## EXERCISE:
Transcribe the listing in full, excluding any pictures.

+++ ENTRIES PROVIDED

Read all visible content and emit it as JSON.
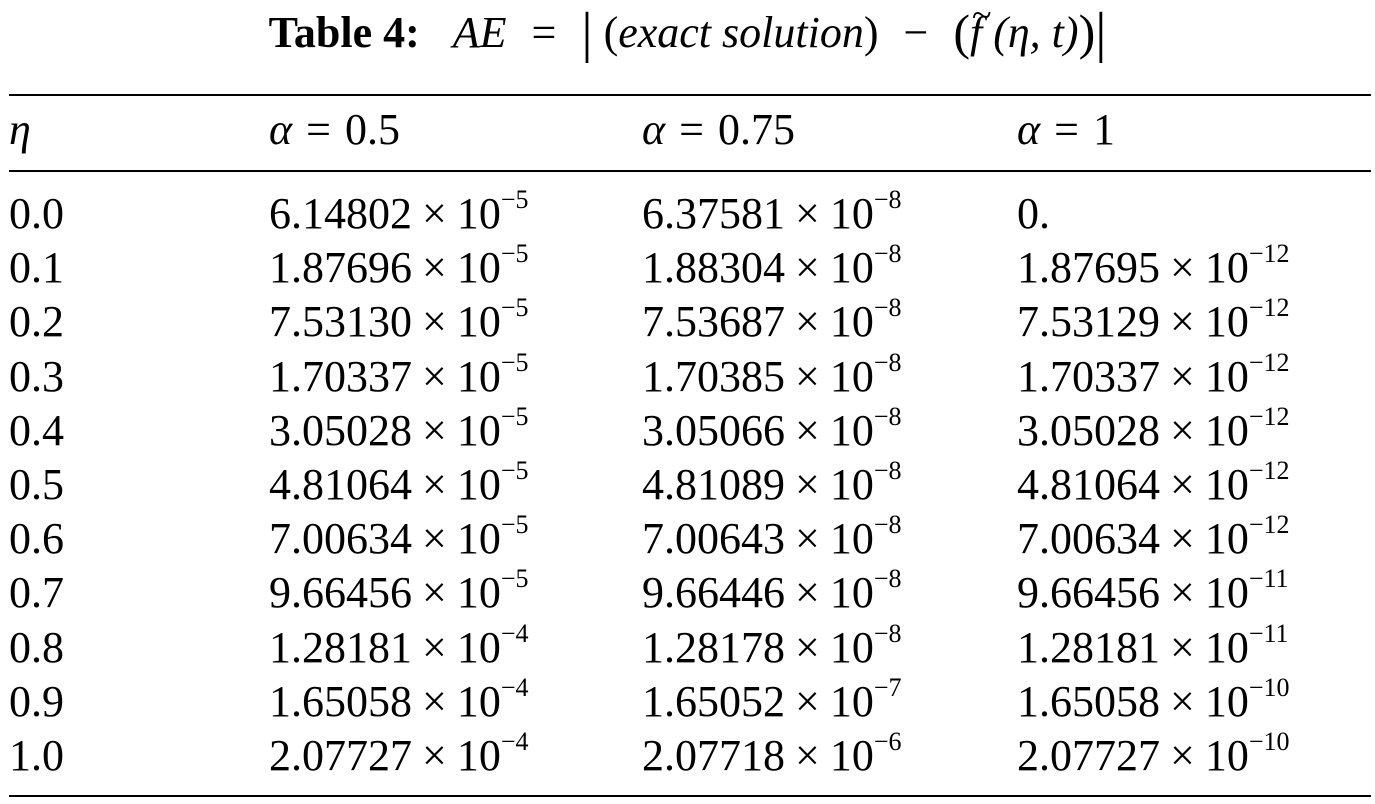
{
  "caption": {
    "label": "Table 4:",
    "lhs": "AE",
    "equals": "=",
    "bar": "|",
    "open_paren": "(",
    "exact_text": "exact solution",
    "close_paren": ")",
    "minus": "−",
    "f_symbol": "f",
    "f_args": "(η, t)"
  },
  "table": {
    "columns": [
      {
        "symbol": "η",
        "equals": "",
        "value": ""
      },
      {
        "symbol": "α",
        "equals": "=",
        "value": "0.5"
      },
      {
        "symbol": "α",
        "equals": "=",
        "value": "0.75"
      },
      {
        "symbol": "α",
        "equals": "=",
        "value": "1"
      }
    ],
    "times_sign": "×",
    "rows": [
      {
        "eta": "0.0",
        "c1": {
          "m": "6.14802",
          "b": "10",
          "e": "−5"
        },
        "c2": {
          "m": "6.37581",
          "b": "10",
          "e": "−8"
        },
        "c3": {
          "m": "0.",
          "b": "",
          "e": ""
        }
      },
      {
        "eta": "0.1",
        "c1": {
          "m": "1.87696",
          "b": "10",
          "e": "−5"
        },
        "c2": {
          "m": "1.88304",
          "b": "10",
          "e": "−8"
        },
        "c3": {
          "m": "1.87695",
          "b": "10",
          "e": "−12"
        }
      },
      {
        "eta": "0.2",
        "c1": {
          "m": "7.53130",
          "b": "10",
          "e": "−5"
        },
        "c2": {
          "m": "7.53687",
          "b": "10",
          "e": "−8"
        },
        "c3": {
          "m": "7.53129",
          "b": "10",
          "e": "−12"
        }
      },
      {
        "eta": "0.3",
        "c1": {
          "m": "1.70337",
          "b": "10",
          "e": "−5"
        },
        "c2": {
          "m": "1.70385",
          "b": "10",
          "e": "−8"
        },
        "c3": {
          "m": "1.70337",
          "b": "10",
          "e": "−12"
        }
      },
      {
        "eta": "0.4",
        "c1": {
          "m": "3.05028",
          "b": "10",
          "e": "−5"
        },
        "c2": {
          "m": "3.05066",
          "b": "10",
          "e": "−8"
        },
        "c3": {
          "m": "3.05028",
          "b": "10",
          "e": "−12"
        }
      },
      {
        "eta": "0.5",
        "c1": {
          "m": "4.81064",
          "b": "10",
          "e": "−5"
        },
        "c2": {
          "m": "4.81089",
          "b": "10",
          "e": "−8"
        },
        "c3": {
          "m": "4.81064",
          "b": "10",
          "e": "−12"
        }
      },
      {
        "eta": "0.6",
        "c1": {
          "m": "7.00634",
          "b": "10",
          "e": "−5"
        },
        "c2": {
          "m": "7.00643",
          "b": "10",
          "e": "−8"
        },
        "c3": {
          "m": "7.00634",
          "b": "10",
          "e": "−12"
        }
      },
      {
        "eta": "0.7",
        "c1": {
          "m": "9.66456",
          "b": "10",
          "e": "−5"
        },
        "c2": {
          "m": "9.66446",
          "b": "10",
          "e": "−8"
        },
        "c3": {
          "m": "9.66456",
          "b": "10",
          "e": "−11"
        }
      },
      {
        "eta": "0.8",
        "c1": {
          "m": "1.28181",
          "b": "10",
          "e": "−4"
        },
        "c2": {
          "m": "1.28178",
          "b": "10",
          "e": "−8"
        },
        "c3": {
          "m": "1.28181",
          "b": "10",
          "e": "−11"
        }
      },
      {
        "eta": "0.9",
        "c1": {
          "m": "1.65058",
          "b": "10",
          "e": "−4"
        },
        "c2": {
          "m": "1.65052",
          "b": "10",
          "e": "−7"
        },
        "c3": {
          "m": "1.65058",
          "b": "10",
          "e": "−10"
        }
      },
      {
        "eta": "1.0",
        "c1": {
          "m": "2.07727",
          "b": "10",
          "e": "−4"
        },
        "c2": {
          "m": "2.07718",
          "b": "10",
          "e": "−6"
        },
        "c3": {
          "m": "2.07727",
          "b": "10",
          "e": "−10"
        }
      }
    ]
  }
}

++++++

## ANSWER TO THIS TASK:
Read all visible content and emit it as JSON.
{
  "caption": {
    "label": "Table 4:",
    "lhs": "AE",
    "equals": "=",
    "bar": "|",
    "open_paren": "(",
    "exact_text": "exact solution",
    "close_paren": ")",
    "minus": "−",
    "f_symbol": "f",
    "f_args": "(η, t)"
  },
  "table": {
    "columns": [
      {
        "symbol": "η",
        "equals": "",
        "value": ""
      },
      {
        "symbol": "α",
        "equals": "=",
        "value": "0.5"
      },
      {
        "symbol": "α",
        "equals": "=",
        "value": "0.75"
      },
      {
        "symbol": "α",
        "equals": "=",
        "value": "1"
      }
    ],
    "times_sign": "×",
    "rows": [
      {
        "eta": "0.0",
        "c1": {
          "m": "6.14802",
          "b": "10",
          "e": "−5"
        },
        "c2": {
          "m": "6.37581",
          "b": "10",
          "e": "−8"
        },
        "c3": {
          "m": "0.",
          "b": "",
          "e": ""
        }
      },
      {
        "eta": "0.1",
        "c1": {
          "m": "1.87696",
          "b": "10",
          "e": "−5"
        },
        "c2": {
          "m": "1.88304",
          "b": "10",
          "e": "−8"
        },
        "c3": {
          "m": "1.87695",
          "b": "10",
          "e": "−12"
        }
      },
      {
        "eta": "0.2",
        "c1": {
          "m": "7.53130",
          "b": "10",
          "e": "−5"
        },
        "c2": {
          "m": "7.53687",
          "b": "10",
          "e": "−8"
        },
        "c3": {
          "m": "7.53129",
          "b": "10",
          "e": "−12"
        }
      },
      {
        "eta": "0.3",
        "c1": {
          "m": "1.70337",
          "b": "10",
          "e": "−5"
        },
        "c2": {
          "m": "1.70385",
          "b": "10",
          "e": "−8"
        },
        "c3": {
          "m": "1.70337",
          "b": "10",
          "e": "−12"
        }
      },
      {
        "eta": "0.4",
        "c1": {
          "m": "3.05028",
          "b": "10",
          "e": "−5"
        },
        "c2": {
          "m": "3.05066",
          "b": "10",
          "e": "−8"
        },
        "c3": {
          "m": "3.05028",
          "b": "10",
          "e": "−12"
        }
      },
      {
        "eta": "0.5",
        "c1": {
          "m": "4.81064",
          "b": "10",
          "e": "−5"
        },
        "c2": {
          "m": "4.81089",
          "b": "10",
          "e": "−8"
        },
        "c3": {
          "m": "4.81064",
          "b": "10",
          "e": "−12"
        }
      },
      {
        "eta": "0.6",
        "c1": {
          "m": "7.00634",
          "b": "10",
          "e": "−5"
        },
        "c2": {
          "m": "7.00643",
          "b": "10",
          "e": "−8"
        },
        "c3": {
          "m": "7.00634",
          "b": "10",
          "e": "−12"
        }
      },
      {
        "eta": "0.7",
        "c1": {
          "m": "9.66456",
          "b": "10",
          "e": "−5"
        },
        "c2": {
          "m": "9.66446",
          "b": "10",
          "e": "−8"
        },
        "c3": {
          "m": "9.66456",
          "b": "10",
          "e": "−11"
        }
      },
      {
        "eta": "0.8",
        "c1": {
          "m": "1.28181",
          "b": "10",
          "e": "−4"
        },
        "c2": {
          "m": "1.28178",
          "b": "10",
          "e": "−8"
        },
        "c3": {
          "m": "1.28181",
          "b": "10",
          "e": "−11"
        }
      },
      {
        "eta": "0.9",
        "c1": {
          "m": "1.65058",
          "b": "10",
          "e": "−4"
        },
        "c2": {
          "m": "1.65052",
          "b": "10",
          "e": "−7"
        },
        "c3": {
          "m": "1.65058",
          "b": "10",
          "e": "−10"
        }
      },
      {
        "eta": "1.0",
        "c1": {
          "m": "2.07727",
          "b": "10",
          "e": "−4"
        },
        "c2": {
          "m": "2.07718",
          "b": "10",
          "e": "−6"
        },
        "c3": {
          "m": "2.07727",
          "b": "10",
          "e": "−10"
        }
      }
    ]
  }
}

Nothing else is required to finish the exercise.